--- start of DATA IN THIS EXERCISE ---

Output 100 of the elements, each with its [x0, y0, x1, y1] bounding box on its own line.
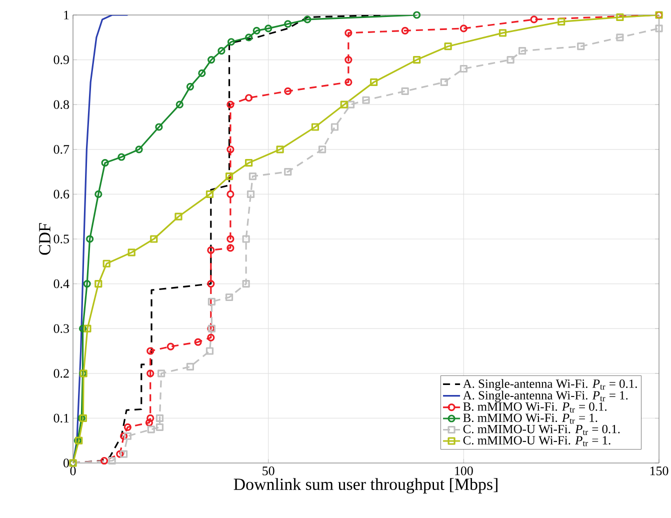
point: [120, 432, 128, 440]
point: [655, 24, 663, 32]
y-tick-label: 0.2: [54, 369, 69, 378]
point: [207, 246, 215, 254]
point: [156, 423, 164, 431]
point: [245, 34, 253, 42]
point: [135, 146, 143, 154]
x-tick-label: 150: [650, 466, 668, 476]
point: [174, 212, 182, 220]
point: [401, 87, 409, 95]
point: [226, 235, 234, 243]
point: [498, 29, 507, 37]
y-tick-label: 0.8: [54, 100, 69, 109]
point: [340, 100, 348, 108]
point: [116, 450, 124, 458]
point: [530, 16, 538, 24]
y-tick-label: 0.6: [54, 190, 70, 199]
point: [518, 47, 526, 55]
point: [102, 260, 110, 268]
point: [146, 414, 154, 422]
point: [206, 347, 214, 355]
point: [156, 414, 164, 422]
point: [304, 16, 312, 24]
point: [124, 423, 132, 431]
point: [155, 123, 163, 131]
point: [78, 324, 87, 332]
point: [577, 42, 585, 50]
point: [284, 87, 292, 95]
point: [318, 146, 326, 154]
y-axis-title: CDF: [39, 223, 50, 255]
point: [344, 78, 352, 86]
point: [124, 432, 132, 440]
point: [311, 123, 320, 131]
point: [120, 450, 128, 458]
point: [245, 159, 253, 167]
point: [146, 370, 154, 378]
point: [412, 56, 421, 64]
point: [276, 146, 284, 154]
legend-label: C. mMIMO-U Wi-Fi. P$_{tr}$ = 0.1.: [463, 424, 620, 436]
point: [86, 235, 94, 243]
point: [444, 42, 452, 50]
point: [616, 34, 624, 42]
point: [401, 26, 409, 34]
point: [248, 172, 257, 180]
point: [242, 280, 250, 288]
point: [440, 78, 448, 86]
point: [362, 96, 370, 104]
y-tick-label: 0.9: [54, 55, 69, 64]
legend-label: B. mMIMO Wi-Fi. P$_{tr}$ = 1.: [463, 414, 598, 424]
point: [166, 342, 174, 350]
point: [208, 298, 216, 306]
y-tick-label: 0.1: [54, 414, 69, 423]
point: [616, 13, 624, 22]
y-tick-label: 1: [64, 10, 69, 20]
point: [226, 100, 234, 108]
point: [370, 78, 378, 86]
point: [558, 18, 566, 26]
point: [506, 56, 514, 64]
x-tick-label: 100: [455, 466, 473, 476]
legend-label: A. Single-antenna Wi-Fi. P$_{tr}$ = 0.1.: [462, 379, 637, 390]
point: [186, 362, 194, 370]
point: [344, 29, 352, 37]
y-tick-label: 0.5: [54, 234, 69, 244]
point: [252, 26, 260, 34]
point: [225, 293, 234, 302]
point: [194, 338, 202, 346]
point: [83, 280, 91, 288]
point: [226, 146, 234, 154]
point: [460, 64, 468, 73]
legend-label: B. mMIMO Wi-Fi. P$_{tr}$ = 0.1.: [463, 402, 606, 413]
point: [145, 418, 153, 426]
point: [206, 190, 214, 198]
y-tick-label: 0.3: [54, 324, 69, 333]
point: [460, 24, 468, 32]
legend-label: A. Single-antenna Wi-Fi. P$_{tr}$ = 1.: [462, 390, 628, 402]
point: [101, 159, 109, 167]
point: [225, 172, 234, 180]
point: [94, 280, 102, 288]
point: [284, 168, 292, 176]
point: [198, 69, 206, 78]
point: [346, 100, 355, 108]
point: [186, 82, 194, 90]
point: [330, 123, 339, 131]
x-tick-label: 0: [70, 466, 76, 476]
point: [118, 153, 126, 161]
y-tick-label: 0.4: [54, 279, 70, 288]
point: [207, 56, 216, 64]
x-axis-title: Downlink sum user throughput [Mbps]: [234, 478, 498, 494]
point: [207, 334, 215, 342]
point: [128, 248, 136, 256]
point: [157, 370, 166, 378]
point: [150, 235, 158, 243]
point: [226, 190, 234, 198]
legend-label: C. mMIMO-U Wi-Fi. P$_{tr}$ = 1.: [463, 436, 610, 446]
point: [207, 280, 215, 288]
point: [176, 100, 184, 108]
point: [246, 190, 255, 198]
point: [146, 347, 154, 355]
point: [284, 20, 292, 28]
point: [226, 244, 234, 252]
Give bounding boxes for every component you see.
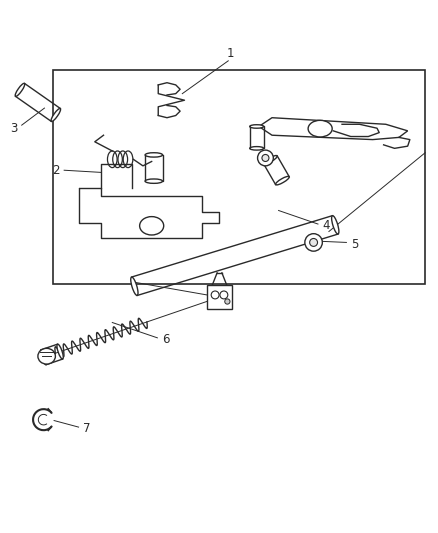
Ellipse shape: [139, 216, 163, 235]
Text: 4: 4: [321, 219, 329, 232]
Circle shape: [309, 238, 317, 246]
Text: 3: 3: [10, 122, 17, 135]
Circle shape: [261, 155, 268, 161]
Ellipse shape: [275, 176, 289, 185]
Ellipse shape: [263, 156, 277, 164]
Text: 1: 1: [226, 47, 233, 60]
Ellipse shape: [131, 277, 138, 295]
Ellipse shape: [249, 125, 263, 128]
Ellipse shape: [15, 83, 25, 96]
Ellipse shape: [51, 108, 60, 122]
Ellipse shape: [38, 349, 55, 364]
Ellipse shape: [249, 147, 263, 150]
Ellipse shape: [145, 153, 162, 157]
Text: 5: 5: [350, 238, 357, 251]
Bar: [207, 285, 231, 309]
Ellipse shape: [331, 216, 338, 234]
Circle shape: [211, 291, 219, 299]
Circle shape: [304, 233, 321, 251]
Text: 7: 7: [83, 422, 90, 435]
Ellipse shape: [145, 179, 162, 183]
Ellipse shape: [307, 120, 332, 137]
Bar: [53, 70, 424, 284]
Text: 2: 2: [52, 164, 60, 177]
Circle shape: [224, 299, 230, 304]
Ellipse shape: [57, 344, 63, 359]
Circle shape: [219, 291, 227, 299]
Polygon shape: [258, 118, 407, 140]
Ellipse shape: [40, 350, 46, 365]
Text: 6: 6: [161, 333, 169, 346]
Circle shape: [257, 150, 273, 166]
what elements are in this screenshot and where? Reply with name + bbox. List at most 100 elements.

--- end of DATA IN THIS EXERCISE ---
--- start of DATA IN THIS EXERCISE ---

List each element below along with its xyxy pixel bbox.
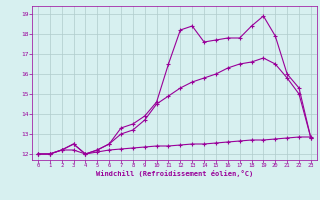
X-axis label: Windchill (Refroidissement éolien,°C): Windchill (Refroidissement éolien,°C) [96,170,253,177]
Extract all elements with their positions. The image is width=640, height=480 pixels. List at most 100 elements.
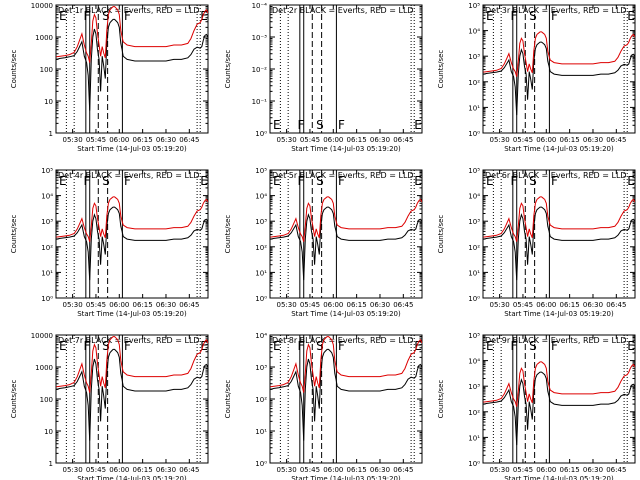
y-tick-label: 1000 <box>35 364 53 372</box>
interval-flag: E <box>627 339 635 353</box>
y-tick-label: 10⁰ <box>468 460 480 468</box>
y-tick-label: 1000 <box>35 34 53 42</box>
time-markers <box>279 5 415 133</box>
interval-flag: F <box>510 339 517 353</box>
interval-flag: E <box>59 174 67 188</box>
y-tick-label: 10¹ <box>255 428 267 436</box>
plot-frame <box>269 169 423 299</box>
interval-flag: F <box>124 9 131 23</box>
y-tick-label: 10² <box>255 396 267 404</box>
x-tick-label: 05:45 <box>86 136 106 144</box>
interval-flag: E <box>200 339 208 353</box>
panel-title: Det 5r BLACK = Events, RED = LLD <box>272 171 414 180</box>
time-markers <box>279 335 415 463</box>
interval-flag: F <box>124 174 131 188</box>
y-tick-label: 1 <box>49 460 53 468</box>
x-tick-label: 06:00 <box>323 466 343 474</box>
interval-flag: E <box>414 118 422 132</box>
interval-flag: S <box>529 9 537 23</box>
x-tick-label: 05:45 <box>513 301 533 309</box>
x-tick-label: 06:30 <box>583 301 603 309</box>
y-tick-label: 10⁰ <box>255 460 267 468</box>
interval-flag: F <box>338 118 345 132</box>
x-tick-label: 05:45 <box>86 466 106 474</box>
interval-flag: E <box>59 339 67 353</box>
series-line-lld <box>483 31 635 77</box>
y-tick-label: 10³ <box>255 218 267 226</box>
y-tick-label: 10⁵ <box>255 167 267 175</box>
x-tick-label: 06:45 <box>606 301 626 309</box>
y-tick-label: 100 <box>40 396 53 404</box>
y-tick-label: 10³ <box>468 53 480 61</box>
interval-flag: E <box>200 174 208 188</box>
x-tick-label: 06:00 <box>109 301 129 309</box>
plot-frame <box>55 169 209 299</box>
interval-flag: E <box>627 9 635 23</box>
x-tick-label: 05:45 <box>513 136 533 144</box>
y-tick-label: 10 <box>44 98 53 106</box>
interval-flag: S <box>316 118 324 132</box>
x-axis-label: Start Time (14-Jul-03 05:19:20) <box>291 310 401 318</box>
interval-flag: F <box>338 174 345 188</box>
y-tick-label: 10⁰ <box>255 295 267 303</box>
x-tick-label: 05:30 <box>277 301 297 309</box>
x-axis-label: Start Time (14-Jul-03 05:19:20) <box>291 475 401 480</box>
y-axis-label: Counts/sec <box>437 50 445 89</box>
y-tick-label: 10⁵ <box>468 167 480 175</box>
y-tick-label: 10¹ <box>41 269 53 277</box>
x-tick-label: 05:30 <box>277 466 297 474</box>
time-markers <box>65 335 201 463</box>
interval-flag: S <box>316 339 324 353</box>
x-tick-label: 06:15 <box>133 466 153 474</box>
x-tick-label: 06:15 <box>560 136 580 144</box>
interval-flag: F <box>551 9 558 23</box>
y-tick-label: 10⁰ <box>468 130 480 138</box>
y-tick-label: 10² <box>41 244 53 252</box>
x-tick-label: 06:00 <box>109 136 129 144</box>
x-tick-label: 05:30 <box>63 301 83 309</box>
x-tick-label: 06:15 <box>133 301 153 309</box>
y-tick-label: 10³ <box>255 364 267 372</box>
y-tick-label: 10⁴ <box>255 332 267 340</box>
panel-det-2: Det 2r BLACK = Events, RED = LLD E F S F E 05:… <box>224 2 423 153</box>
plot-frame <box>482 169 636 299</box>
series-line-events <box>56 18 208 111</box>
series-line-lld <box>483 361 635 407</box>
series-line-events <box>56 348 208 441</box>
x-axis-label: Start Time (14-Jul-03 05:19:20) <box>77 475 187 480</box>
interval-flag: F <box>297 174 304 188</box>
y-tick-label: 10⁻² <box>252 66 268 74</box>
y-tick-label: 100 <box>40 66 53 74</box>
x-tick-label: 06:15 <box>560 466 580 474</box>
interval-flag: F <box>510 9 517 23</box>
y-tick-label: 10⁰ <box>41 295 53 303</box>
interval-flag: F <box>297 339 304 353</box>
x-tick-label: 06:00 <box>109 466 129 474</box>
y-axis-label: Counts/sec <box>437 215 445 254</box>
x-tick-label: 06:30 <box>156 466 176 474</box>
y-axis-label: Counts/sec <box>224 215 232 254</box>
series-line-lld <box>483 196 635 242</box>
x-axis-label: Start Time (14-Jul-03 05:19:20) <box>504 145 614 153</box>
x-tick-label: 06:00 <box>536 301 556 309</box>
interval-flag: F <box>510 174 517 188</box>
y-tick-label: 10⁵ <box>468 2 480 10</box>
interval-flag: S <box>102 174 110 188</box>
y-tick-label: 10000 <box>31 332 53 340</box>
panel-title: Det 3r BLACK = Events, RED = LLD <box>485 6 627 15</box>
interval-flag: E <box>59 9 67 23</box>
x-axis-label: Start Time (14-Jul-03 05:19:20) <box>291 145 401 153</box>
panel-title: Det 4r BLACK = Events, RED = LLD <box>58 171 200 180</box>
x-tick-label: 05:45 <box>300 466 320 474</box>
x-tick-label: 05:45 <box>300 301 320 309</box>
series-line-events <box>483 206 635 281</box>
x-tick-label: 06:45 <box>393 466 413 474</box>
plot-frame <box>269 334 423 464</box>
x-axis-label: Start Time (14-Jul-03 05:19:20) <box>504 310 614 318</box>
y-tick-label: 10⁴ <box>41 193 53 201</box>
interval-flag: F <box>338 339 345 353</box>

--- end of DATA IN THIS EXERCISE ---
--- start of DATA IN THIS EXERCISE ---

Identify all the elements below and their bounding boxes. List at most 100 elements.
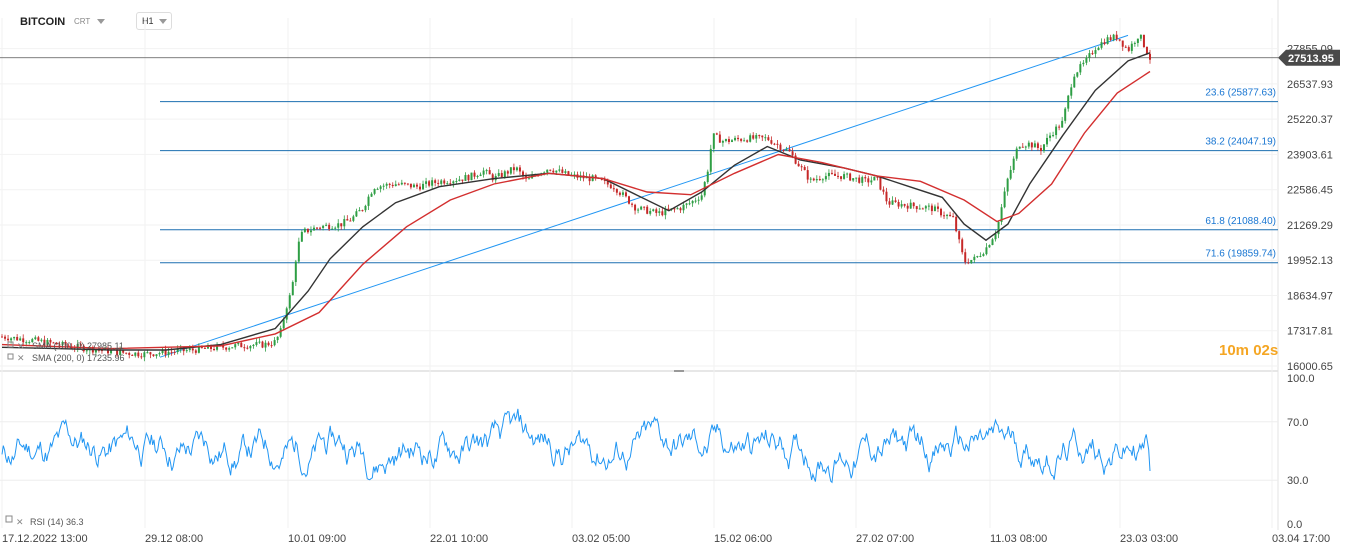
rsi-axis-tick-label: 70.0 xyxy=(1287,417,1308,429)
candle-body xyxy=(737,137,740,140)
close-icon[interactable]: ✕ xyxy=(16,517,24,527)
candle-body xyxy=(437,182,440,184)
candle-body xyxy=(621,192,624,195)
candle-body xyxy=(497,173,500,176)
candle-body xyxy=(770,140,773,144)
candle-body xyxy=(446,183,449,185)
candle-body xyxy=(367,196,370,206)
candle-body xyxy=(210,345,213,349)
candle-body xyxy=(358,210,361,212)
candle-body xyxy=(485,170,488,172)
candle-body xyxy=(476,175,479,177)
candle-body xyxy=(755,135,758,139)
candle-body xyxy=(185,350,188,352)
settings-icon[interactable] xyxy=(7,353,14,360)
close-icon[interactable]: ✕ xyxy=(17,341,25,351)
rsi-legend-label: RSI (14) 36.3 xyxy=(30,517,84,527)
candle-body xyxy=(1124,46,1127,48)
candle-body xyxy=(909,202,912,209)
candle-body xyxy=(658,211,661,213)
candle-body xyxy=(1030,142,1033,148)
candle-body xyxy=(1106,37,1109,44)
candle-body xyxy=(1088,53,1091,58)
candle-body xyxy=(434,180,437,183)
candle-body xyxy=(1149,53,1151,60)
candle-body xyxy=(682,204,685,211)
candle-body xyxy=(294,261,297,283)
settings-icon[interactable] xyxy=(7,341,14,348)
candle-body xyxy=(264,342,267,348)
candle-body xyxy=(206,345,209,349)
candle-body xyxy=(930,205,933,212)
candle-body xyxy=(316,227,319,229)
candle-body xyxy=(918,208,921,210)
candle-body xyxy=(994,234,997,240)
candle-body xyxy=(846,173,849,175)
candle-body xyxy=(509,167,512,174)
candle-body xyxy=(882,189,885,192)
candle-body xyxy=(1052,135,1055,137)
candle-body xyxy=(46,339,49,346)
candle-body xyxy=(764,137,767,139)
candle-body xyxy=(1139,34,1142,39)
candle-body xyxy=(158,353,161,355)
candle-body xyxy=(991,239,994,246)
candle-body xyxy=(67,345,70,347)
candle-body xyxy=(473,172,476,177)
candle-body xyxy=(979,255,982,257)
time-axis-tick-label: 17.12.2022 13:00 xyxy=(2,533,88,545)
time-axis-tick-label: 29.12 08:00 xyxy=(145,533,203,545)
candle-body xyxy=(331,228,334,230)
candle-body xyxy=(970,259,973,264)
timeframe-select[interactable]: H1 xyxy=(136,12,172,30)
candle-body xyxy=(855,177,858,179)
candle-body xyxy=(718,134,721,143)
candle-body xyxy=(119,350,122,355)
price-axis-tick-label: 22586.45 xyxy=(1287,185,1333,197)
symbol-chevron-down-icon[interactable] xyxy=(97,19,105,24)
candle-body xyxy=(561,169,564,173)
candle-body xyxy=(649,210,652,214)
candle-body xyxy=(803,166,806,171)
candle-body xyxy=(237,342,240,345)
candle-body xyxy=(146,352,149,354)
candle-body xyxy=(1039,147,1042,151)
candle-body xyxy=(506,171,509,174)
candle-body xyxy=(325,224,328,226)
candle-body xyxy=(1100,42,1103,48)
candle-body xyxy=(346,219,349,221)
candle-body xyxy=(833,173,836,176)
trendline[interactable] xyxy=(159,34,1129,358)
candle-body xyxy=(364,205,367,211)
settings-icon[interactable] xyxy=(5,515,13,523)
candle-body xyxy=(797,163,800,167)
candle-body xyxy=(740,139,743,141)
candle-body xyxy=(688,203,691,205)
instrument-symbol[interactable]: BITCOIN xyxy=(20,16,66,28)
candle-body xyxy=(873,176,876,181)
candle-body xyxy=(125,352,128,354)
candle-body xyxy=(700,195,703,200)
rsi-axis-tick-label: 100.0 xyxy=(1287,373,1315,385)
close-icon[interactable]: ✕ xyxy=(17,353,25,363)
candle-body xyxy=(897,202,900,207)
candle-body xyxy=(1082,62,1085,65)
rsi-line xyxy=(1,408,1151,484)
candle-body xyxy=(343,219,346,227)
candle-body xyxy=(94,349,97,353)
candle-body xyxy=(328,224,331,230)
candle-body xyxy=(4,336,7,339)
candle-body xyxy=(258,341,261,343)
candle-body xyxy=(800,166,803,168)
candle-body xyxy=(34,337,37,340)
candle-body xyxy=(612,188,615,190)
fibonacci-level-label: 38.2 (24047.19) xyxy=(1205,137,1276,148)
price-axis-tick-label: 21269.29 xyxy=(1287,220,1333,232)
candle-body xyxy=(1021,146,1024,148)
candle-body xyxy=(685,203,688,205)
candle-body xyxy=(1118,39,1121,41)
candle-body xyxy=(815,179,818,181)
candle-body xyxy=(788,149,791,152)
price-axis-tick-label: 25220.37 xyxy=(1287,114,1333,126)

--- end of DATA IN THIS EXERCISE ---

WHAT YOU SHOULD DO. Update the part of the records that opens with the line containing "y-tick-label: 1000 <box>35 364 53 372</box>" and closes with the line containing "x-tick-label: 06:45 <box>606" by changing every "interval-flag" to "interval-marker" and leaving everything else as it is. Return only those lines.

SOLVED EXERCISE.
y-tick-label: 1000 <box>35 364 53 372</box>
interval-marker: E <box>627 339 635 353</box>
y-tick-label: 10⁰ <box>468 460 480 468</box>
y-tick-label: 1000 <box>35 34 53 42</box>
time-markers <box>279 5 415 133</box>
interval-marker: F <box>510 339 517 353</box>
interval-marker: E <box>59 174 67 188</box>
y-tick-label: 10¹ <box>255 428 267 436</box>
plot-frame <box>269 169 423 299</box>
interval-marker: F <box>124 9 131 23</box>
y-tick-label: 10² <box>255 396 267 404</box>
x-tick-label: 05:45 <box>86 136 106 144</box>
interval-marker: E <box>200 339 208 353</box>
panel-title: Det 5r BLACK = Events, RED = LLD <box>272 171 414 180</box>
time-markers <box>279 335 415 463</box>
interval-marker: F <box>124 174 131 188</box>
y-tick-label: 1 <box>49 460 53 468</box>
x-tick-label: 06:00 <box>323 466 343 474</box>
interval-marker: E <box>414 118 422 132</box>
interval-marker: S <box>529 9 537 23</box>
x-tick-label: 05:45 <box>513 301 533 309</box>
x-tick-label: 06:30 <box>583 301 603 309</box>
y-tick-label: 10⁰ <box>255 460 267 468</box>
interval-marker: F <box>338 118 345 132</box>
x-tick-label: 05:45 <box>86 466 106 474</box>
interval-marker: E <box>59 339 67 353</box>
series-line-lld <box>483 31 635 77</box>
y-tick-label: 10³ <box>255 218 267 226</box>
y-tick-label: 10⁵ <box>255 167 267 175</box>
x-tick-label: 06:45 <box>606 301 626 309</box>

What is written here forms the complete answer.